## Work to be completed
Each line that holds the word "Moving" is to be identified and copied.

Rows from a figure dataset:

▬▬▬▬▬▬▬▬▬▬

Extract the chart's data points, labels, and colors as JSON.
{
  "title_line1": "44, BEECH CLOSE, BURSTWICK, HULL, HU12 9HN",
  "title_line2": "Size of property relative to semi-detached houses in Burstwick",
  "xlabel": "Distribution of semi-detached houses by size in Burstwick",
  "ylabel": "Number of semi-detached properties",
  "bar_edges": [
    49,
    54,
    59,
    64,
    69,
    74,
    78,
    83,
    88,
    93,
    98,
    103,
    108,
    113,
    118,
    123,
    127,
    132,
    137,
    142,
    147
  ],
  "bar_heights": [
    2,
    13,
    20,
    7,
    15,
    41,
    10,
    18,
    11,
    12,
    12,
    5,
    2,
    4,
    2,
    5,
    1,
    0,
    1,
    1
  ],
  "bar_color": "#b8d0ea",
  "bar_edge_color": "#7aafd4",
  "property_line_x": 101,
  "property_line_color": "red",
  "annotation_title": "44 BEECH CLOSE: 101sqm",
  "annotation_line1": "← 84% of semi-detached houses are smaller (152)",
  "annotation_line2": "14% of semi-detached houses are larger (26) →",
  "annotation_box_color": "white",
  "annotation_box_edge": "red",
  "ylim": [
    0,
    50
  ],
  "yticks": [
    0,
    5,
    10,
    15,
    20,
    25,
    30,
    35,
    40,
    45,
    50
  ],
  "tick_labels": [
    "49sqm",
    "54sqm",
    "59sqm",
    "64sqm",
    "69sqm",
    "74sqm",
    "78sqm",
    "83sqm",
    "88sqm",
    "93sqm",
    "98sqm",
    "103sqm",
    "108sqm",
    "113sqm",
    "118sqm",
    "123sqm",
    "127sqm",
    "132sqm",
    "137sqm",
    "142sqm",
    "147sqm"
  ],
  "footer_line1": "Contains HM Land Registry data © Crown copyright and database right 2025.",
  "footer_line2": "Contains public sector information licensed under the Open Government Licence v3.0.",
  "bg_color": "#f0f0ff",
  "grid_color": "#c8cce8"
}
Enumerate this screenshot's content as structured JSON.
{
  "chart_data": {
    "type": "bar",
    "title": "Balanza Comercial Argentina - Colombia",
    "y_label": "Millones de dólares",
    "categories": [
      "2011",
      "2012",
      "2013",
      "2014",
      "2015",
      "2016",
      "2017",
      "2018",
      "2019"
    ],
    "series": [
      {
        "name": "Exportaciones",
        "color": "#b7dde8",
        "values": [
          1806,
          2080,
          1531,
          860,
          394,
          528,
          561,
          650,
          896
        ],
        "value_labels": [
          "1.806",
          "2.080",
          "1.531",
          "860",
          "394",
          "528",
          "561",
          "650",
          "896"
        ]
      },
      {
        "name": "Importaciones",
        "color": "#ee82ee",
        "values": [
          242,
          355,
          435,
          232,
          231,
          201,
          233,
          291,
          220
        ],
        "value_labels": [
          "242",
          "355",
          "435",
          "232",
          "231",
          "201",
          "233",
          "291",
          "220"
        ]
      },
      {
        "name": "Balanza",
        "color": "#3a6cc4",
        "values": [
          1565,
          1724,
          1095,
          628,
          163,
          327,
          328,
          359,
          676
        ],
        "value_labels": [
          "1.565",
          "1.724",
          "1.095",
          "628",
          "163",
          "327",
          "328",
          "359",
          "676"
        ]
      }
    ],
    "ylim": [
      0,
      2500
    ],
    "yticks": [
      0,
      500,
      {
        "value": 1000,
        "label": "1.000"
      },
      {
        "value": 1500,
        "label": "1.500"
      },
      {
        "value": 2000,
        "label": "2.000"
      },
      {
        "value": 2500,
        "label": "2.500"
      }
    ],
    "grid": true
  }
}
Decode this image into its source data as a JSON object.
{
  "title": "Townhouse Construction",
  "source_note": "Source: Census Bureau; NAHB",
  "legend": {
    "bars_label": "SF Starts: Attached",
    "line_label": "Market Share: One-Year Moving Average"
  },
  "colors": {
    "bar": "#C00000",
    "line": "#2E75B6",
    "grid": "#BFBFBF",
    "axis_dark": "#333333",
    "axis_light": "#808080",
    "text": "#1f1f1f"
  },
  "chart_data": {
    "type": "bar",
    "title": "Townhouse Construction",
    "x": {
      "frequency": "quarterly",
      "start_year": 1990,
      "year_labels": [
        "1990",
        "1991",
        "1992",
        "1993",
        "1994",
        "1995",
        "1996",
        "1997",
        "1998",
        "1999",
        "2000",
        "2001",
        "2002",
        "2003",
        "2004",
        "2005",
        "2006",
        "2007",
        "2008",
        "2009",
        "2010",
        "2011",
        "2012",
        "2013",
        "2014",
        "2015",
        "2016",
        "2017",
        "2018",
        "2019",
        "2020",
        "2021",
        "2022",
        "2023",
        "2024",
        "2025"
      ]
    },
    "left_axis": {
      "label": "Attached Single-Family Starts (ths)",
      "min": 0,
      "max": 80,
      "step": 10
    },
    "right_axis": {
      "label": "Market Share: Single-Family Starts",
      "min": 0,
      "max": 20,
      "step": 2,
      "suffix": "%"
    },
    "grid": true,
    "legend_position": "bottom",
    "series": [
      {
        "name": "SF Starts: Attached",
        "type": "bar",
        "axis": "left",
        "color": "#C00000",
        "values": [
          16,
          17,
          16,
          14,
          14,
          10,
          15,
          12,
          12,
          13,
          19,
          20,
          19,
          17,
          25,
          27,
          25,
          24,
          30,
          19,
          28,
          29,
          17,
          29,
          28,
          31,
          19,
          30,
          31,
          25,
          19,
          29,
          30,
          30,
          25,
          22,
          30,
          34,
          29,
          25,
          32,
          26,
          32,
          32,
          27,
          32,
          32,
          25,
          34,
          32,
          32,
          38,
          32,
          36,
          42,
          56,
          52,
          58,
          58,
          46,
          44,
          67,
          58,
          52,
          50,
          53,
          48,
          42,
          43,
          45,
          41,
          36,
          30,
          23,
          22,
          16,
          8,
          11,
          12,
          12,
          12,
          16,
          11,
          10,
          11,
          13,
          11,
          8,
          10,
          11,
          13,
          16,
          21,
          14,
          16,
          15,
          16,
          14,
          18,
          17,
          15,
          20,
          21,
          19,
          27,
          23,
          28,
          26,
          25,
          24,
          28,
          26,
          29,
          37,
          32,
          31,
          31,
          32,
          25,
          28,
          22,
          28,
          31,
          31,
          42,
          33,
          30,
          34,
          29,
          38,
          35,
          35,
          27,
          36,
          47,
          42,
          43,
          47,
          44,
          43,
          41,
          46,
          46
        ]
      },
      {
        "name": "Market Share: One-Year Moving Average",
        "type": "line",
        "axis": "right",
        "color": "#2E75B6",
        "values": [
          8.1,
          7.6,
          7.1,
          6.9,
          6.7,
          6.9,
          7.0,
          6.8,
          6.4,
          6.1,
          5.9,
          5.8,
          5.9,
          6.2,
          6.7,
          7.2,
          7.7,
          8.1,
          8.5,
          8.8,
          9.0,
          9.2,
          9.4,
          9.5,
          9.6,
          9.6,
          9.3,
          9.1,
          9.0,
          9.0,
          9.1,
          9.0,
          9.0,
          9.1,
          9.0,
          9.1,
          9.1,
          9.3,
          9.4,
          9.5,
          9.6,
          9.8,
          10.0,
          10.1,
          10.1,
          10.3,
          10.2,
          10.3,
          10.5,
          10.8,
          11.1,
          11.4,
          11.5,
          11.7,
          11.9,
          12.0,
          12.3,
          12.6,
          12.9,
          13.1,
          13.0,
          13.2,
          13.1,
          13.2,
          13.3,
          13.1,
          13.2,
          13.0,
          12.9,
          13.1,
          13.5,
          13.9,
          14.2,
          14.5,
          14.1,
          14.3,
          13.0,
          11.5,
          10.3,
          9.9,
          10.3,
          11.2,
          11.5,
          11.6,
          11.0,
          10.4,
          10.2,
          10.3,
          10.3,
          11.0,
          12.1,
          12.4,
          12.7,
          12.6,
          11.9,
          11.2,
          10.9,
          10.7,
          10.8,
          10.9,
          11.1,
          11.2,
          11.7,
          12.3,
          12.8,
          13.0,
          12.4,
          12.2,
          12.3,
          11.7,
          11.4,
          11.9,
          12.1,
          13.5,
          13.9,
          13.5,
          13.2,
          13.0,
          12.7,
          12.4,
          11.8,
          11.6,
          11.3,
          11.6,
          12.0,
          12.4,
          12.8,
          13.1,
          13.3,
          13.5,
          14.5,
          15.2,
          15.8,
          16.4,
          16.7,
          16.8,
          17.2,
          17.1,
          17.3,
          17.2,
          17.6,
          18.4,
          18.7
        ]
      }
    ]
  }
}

▬▬▬▬▬▬▬▬▬▬

## Written solution
    "line_label": "Market Share: One-Year Moving Average"
        "name": "Market Share: One-Year Moving Average",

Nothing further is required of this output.